§ **TASK TO CARRY OUT**
Copy out all lines of the records in which the word "ylabel" appears.

§ **MATERIAL SHOWN**
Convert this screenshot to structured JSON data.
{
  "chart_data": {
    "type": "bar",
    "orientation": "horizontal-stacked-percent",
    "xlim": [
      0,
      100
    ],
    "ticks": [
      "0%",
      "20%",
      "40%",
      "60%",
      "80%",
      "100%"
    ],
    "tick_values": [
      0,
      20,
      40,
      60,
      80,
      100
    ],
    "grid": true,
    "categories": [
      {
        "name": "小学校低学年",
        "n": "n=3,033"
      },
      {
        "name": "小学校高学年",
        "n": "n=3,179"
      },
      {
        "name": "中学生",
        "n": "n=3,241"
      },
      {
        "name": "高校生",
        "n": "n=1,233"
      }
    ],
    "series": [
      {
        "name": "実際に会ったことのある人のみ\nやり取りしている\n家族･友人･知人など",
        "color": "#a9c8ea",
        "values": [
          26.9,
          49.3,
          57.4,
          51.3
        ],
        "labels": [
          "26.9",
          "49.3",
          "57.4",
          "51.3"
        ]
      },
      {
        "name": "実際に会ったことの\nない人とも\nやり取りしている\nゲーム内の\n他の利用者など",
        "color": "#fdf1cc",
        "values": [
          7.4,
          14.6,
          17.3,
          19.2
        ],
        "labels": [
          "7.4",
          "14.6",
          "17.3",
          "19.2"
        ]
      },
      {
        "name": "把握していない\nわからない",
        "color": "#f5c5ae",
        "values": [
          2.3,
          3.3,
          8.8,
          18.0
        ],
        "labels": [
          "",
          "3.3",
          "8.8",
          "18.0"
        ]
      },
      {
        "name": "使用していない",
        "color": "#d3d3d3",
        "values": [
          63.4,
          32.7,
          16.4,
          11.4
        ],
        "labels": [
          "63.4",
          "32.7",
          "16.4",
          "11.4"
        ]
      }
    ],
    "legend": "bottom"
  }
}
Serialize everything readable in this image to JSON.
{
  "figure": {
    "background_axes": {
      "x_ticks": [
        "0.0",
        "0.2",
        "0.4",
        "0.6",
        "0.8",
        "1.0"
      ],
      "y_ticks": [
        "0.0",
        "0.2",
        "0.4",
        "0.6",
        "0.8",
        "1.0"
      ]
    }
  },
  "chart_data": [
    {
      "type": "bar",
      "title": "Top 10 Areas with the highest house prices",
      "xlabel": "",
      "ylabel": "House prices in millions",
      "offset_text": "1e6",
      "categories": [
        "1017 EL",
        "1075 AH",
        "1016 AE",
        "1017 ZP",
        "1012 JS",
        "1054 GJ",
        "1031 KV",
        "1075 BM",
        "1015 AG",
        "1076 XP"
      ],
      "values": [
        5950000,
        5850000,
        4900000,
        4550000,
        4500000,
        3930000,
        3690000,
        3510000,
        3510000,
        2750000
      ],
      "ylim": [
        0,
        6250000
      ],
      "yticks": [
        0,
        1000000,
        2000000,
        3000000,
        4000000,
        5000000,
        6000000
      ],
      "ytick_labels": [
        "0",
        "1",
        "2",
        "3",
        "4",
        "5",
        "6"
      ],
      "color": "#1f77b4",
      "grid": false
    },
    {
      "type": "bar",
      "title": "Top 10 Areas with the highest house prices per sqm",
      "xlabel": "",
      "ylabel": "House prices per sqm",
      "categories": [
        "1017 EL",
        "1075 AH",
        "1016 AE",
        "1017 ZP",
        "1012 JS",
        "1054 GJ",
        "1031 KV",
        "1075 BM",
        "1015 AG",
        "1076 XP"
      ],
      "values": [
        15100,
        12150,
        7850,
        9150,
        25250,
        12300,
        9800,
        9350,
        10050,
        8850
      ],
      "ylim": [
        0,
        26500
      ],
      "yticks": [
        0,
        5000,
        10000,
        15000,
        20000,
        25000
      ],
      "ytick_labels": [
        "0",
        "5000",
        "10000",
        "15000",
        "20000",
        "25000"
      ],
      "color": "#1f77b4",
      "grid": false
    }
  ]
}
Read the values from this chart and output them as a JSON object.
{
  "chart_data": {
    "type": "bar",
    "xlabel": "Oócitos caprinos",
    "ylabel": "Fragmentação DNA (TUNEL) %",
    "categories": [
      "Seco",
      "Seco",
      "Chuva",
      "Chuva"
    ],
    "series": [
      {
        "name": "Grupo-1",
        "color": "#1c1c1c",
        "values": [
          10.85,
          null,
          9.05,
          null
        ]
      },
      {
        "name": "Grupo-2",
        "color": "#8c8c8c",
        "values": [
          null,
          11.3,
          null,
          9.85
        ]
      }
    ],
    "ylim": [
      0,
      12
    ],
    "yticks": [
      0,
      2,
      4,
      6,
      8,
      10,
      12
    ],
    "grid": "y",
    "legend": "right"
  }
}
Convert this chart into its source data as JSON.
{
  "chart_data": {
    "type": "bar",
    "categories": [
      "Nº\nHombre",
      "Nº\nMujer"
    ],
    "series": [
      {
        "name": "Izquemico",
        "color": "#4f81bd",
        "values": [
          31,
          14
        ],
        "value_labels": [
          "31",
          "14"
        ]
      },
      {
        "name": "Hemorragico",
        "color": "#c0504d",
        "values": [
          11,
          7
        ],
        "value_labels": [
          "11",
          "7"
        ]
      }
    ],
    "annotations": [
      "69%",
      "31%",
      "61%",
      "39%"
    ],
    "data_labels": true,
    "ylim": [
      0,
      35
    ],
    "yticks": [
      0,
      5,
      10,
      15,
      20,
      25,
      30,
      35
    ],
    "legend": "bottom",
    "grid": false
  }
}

§ **RESULT**
      "ylabel": "House prices in millions",
      "ylabel": "House prices per sqm",
    "ylabel": "Fragmentação DNA (TUNEL) %",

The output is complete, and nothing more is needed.